Dataset items:
· · ·

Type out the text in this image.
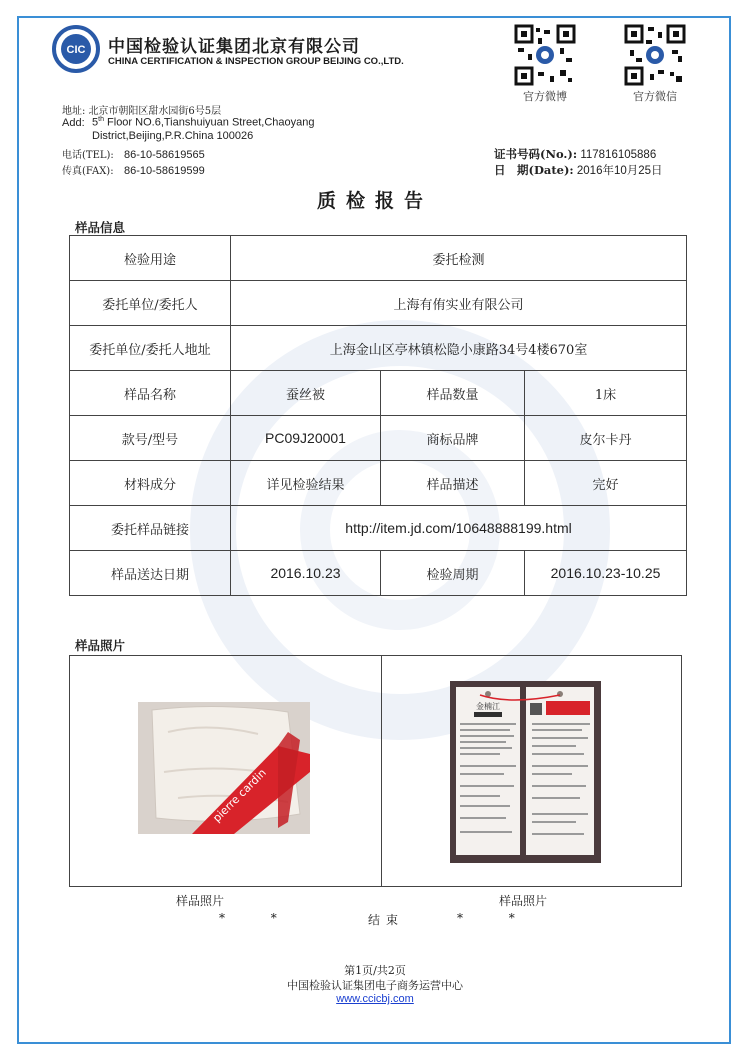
CIC 中国检验认证集团北京有限公司
CHINA CERTIFICATION & INSPECTION GROUP BEIJING CO.,LTD.
官方微博	官方微信
地址: 北京市朝阳区甜水园街6号5层
Add: 5th Floor NO.6,Tianshuiyuan Street,Chaoyang
District,Beijing,P.R.China 100026
电话(TEL): 86-10-58619565
传真(FAX): 86-10-58619599
证书号码(No.): 117816105886
日　期(Date): 2016年10月25日
质检报告
样品信息
检验用途	委托检测		
委托单位/委托人	上海有侑实业有限公司		
委托单位/委托人地址	上海金山区亭林镇松隐小康路34号4楼670室		
样品名称	蚕丝被	样品数量	1床
款号/型号	PC09J20001	商标品牌	皮尔卡丹
材料成分	详见检验结果	样品描述	完好
委托样品链接	http://item.jd.com/10648888199.html		
样品送达日期	2016.10.23	检验周期	2016.10.23-10.25
样品照片
pierre cardin
金楠江
样品照片	样品照片
*            *	结束	*            *
第1页/共2页
中国检验认证集团电子商务运营中心
www.ccicbj.com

· · ·

PROBLEM REQUIREMENTS:
Exclude all images and restate the records above word for word.

CORRECT OUTPUT:
Type out the text in this image.
CIC 中国检验认证集团北京有限公司
CHINA CERTIFICATION & INSPECTION GROUP BEIJING CO.,LTD.
官方微博	官方微信
地址: 北京市朝阳区甜水园街6号5层
Add: 5th Floor NO.6,Tianshuiyuan Street,Chaoyang
District,Beijing,P.R.China 100026
电话(TEL): 86-10-58619565
传真(FAX): 86-10-58619599
证书号码(No.): 117816105886
日　期(Date): 2016年10月25日
质检报告
样品信息
检验用途	委托检测		
委托单位/委托人	上海有侑实业有限公司		
委托单位/委托人地址	上海金山区亭林镇松隐小康路34号4楼670室		
样品名称	蚕丝被	样品数量	1床
款号/型号	PC09J20001	商标品牌	皮尔卡丹
材料成分	详见检验结果	样品描述	完好
委托样品链接	http://item.jd.com/10648888199.html		
样品送达日期	2016.10.23	检验周期	2016.10.23-10.25
样品照片
pierre cardin
金楠江
样品照片	样品照片
*            *	结束	*            *
第1页/共2页
中国检验认证集团电子商务运营中心
www.ccicbj.com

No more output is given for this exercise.